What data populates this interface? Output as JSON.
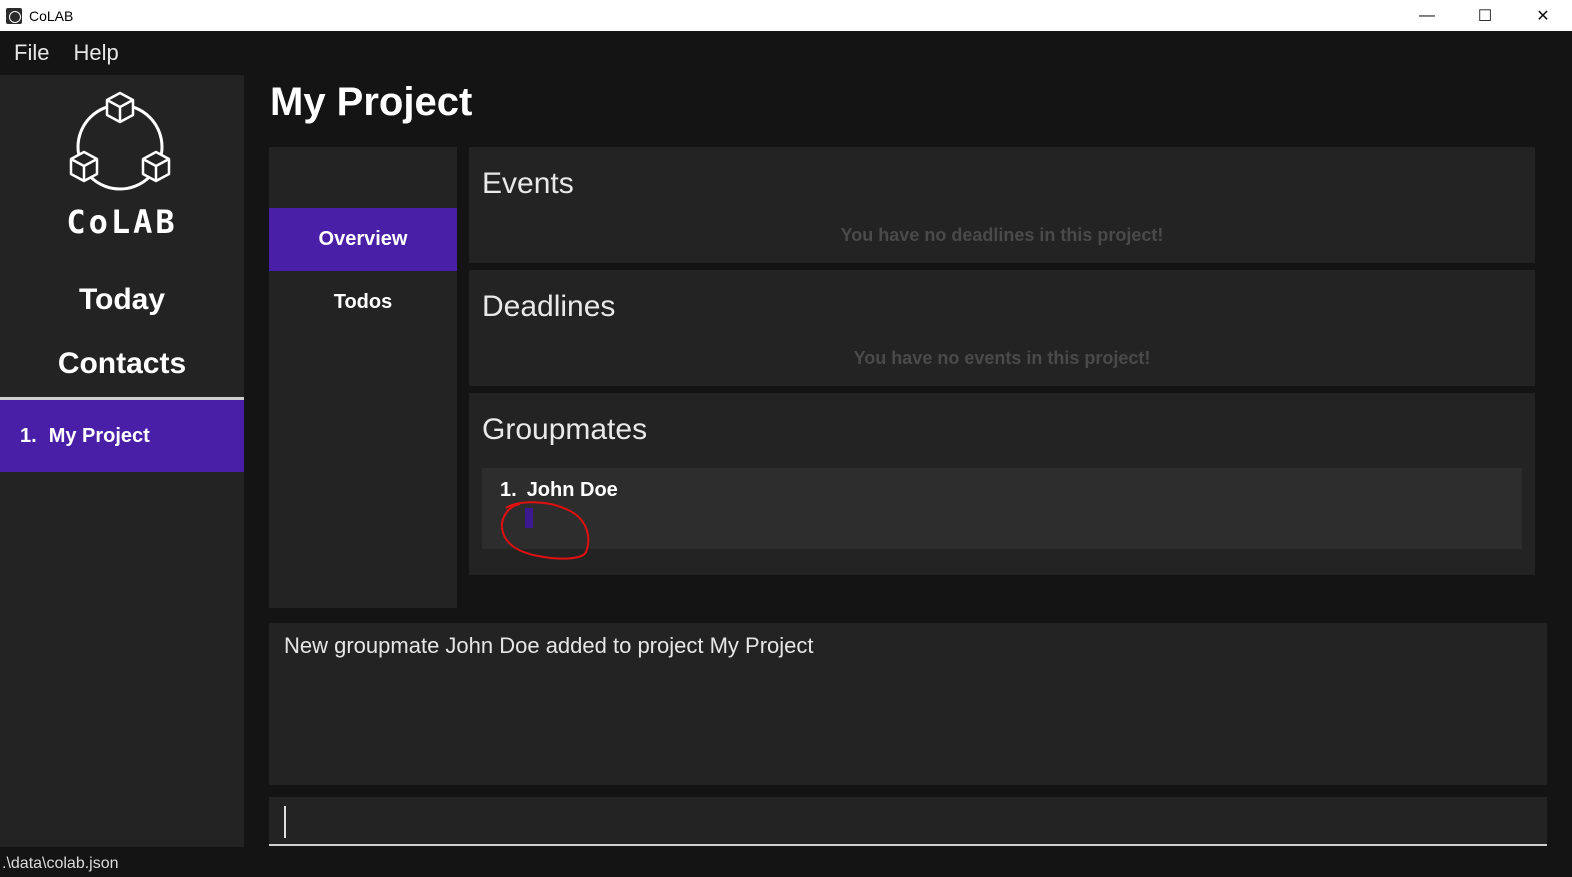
{
  "window": {
    "title": "CoLAB",
    "minimize_glyph": "—",
    "maximize_glyph": "☐",
    "close_glyph": "✕"
  },
  "menu": {
    "items": [
      {
        "label": "File"
      },
      {
        "label": "Help"
      }
    ]
  },
  "sidebar": {
    "logo_text": "CoLAB",
    "nav": [
      {
        "label": "Today"
      },
      {
        "label": "Contacts"
      }
    ],
    "projects": [
      {
        "number": "1.",
        "name": "My Project",
        "selected": true
      }
    ]
  },
  "main": {
    "title": "My Project",
    "tabs": [
      {
        "label": "Overview",
        "selected": true
      },
      {
        "label": "Todos",
        "selected": false
      }
    ],
    "sections": {
      "events": {
        "title": "Events",
        "empty_message": "You have no deadlines in this project!"
      },
      "deadlines": {
        "title": "Deadlines",
        "empty_message": "You have no events in this project!"
      },
      "groupmates": {
        "title": "Groupmates",
        "items": [
          {
            "number": "1.",
            "name": "John Doe"
          }
        ]
      }
    },
    "result_message": "New groupmate John Doe added to project My Project",
    "command": {
      "value": "",
      "placeholder": ""
    }
  },
  "status_bar": {
    "path": ".\\data\\colab.json"
  },
  "colors": {
    "accent": "#4a1fa8",
    "background": "#141414",
    "panel": "#232323",
    "annotation": "#e01010"
  }
}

SET EXERCISE: Keep the pictures out of the copy and return the rest of the data above exactly.

SOLUTION:
What data populates this interface? Output as JSON.
{
  "window": {
    "title": "CoLAB",
    "minimize_glyph": "—",
    "maximize_glyph": "☐",
    "close_glyph": "✕"
  },
  "menu": {
    "items": [
      {
        "label": "File"
      },
      {
        "label": "Help"
      }
    ]
  },
  "sidebar": {
    "logo_text": "CoLAB",
    "nav": [
      {
        "label": "Today"
      },
      {
        "label": "Contacts"
      }
    ],
    "projects": [
      {
        "number": "1.",
        "name": "My Project",
        "selected": true
      }
    ]
  },
  "main": {
    "title": "My Project",
    "tabs": [
      {
        "label": "Overview",
        "selected": true
      },
      {
        "label": "Todos",
        "selected": false
      }
    ],
    "sections": {
      "events": {
        "title": "Events",
        "empty_message": "You have no deadlines in this project!"
      },
      "deadlines": {
        "title": "Deadlines",
        "empty_message": "You have no events in this project!"
      },
      "groupmates": {
        "title": "Groupmates",
        "items": [
          {
            "number": "1.",
            "name": "John Doe"
          }
        ]
      }
    },
    "result_message": "New groupmate John Doe added to project My Project",
    "command": {
      "value": "",
      "placeholder": ""
    }
  },
  "status_bar": {
    "path": ".\\data\\colab.json"
  },
  "colors": {
    "accent": "#4a1fa8",
    "background": "#141414",
    "panel": "#232323",
    "annotation": "#e01010"
  }
}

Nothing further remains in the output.